### Material supplied
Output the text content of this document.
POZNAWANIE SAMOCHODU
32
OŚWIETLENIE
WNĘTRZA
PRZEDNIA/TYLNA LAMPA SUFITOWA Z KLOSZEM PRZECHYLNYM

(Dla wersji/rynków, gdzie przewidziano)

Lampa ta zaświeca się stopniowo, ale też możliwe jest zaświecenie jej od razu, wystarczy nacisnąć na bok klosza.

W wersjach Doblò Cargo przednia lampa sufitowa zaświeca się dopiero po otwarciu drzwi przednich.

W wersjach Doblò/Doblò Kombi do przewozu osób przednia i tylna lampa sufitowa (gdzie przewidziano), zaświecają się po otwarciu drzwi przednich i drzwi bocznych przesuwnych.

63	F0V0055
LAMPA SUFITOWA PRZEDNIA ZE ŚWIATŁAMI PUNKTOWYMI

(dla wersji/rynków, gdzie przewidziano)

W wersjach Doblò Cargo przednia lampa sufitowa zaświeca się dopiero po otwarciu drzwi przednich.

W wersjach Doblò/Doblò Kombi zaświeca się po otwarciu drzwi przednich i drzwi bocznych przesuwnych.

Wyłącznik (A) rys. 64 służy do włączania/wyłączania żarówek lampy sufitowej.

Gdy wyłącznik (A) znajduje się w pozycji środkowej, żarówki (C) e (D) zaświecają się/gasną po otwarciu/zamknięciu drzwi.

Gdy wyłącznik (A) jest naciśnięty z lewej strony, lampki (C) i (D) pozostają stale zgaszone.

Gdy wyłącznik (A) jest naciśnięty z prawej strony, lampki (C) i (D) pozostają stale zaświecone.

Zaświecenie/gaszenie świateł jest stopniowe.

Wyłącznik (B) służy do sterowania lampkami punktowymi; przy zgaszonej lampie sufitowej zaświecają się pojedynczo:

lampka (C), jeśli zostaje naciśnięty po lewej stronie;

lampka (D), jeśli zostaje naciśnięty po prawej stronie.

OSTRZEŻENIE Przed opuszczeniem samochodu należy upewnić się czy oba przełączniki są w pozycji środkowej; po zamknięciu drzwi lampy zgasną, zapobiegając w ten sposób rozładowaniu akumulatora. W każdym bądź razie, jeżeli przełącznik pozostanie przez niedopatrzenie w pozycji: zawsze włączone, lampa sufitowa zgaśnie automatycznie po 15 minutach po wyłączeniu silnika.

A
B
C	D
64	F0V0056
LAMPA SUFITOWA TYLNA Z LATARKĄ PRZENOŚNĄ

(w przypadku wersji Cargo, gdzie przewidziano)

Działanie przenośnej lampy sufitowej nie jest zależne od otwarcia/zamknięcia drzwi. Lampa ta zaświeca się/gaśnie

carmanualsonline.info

### Objective
Where a line holds the string "strony", copy that line.

### Solved exercise
Gdy wyłącznik (A) jest naciśnięty z lewej strony, lampki (C) i (D) pozostają stale zgaszone.
Gdy wyłącznik (A) jest naciśnięty z prawej strony, lampki (C) i (D) pozostają stale zaświecone.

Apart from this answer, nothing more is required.